§ Input records
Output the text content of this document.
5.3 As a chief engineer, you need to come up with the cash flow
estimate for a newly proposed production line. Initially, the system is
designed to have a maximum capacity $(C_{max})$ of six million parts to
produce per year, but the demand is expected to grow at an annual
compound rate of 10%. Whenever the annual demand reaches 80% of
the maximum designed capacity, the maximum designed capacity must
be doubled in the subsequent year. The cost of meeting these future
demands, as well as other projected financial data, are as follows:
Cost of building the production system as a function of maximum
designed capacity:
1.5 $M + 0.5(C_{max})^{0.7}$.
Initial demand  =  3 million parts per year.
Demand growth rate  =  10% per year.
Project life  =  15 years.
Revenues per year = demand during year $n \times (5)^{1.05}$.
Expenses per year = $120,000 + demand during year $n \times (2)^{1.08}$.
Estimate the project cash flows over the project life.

§ Exercise directions
Every record above should be copied exactly.

§ Correct output
Output the text content of this document.
5.3 As a chief engineer, you need to come up with the cash flow
estimate for a newly proposed production line. Initially, the system is
designed to have a maximum capacity $(C_{max})$ of six million parts to
produce per year, but the demand is expected to grow at an annual
compound rate of 10%. Whenever the annual demand reaches 80% of
the maximum designed capacity, the maximum designed capacity must
be doubled in the subsequent year. The cost of meeting these future
demands, as well as other projected financial data, are as follows:
Cost of building the production system as a function of maximum
designed capacity:
1.5 $M + 0.5(C_{max})^{0.7}$.
Initial demand  =  3 million parts per year.
Demand growth rate  =  10% per year.
Project life  =  15 years.
Revenues per year = demand during year $n \times (5)^{1.05}$.
Expenses per year = $120,000 + demand during year $n \times (2)^{1.08}$.
Estimate the project cash flows over the project life.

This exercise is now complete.